— Start —

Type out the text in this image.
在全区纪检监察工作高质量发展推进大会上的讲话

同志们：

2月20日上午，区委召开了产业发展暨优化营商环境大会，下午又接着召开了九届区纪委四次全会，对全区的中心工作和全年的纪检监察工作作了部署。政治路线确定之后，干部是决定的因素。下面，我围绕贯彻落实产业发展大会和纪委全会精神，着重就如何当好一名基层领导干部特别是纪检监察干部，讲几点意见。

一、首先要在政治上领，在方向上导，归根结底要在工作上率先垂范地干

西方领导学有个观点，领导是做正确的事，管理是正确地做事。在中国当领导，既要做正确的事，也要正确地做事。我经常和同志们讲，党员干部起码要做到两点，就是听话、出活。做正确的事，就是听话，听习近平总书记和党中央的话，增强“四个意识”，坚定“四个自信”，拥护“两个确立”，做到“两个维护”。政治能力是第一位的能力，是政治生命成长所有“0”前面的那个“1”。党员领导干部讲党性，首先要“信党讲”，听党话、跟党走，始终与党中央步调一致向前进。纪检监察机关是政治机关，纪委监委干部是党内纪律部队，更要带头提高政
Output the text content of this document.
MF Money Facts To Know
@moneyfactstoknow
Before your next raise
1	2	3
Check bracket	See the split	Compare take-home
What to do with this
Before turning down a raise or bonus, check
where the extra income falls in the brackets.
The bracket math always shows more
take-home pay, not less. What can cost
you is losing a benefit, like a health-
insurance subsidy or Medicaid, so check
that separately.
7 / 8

— End —

- **WORK TO COMPLETE**
Please reproduce each record precisely as written.

- **FINAL RESULT**
Type out the text in this image.
在全区纪检监察工作高质量发展推进大会上的讲话

同志们：

2月20日上午，区委召开了产业发展暨优化营商环境大会，下午又接着召开了九届区纪委四次全会，对全区的中心工作和全年的纪检监察工作作了部署。政治路线确定之后，干部是决定的因素。下面，我围绕贯彻落实产业发展大会和纪委全会精神，着重就如何当好一名基层领导干部特别是纪检监察干部，讲几点意见。

一、首先要在政治上领，在方向上导，归根结底要在工作上率先垂范地干

西方领导学有个观点，领导是做正确的事，管理是正确地做事。在中国当领导，既要做正确的事，也要正确地做事。我经常和同志们讲，党员干部起码要做到两点，就是听话、出活。做正确的事，就是听话，听习近平总书记和党中央的话，增强“四个意识”，坚定“四个自信”，拥护“两个确立”，做到“两个维护”。政治能力是第一位的能力，是政治生命成长所有“0”前面的那个“1”。党员领导干部讲党性，首先要“信党讲”，听党话、跟党走，始终与党中央步调一致向前进。纪检监察机关是政治机关，纪委监委干部是党内纪律部队，更要带头提高政
Output the text content of this document.
MF Money Facts To Know
@moneyfactstoknow
Before your next raise
1	2	3
Check bracket	See the split	Compare take-home
What to do with this
Before turning down a raise or bonus, check
where the extra income falls in the brackets.
The bracket math always shows more
take-home pay, not less. What can cost
you is losing a benefit, like a health-
insurance subsidy or Medicaid, so check
that separately.
7 / 8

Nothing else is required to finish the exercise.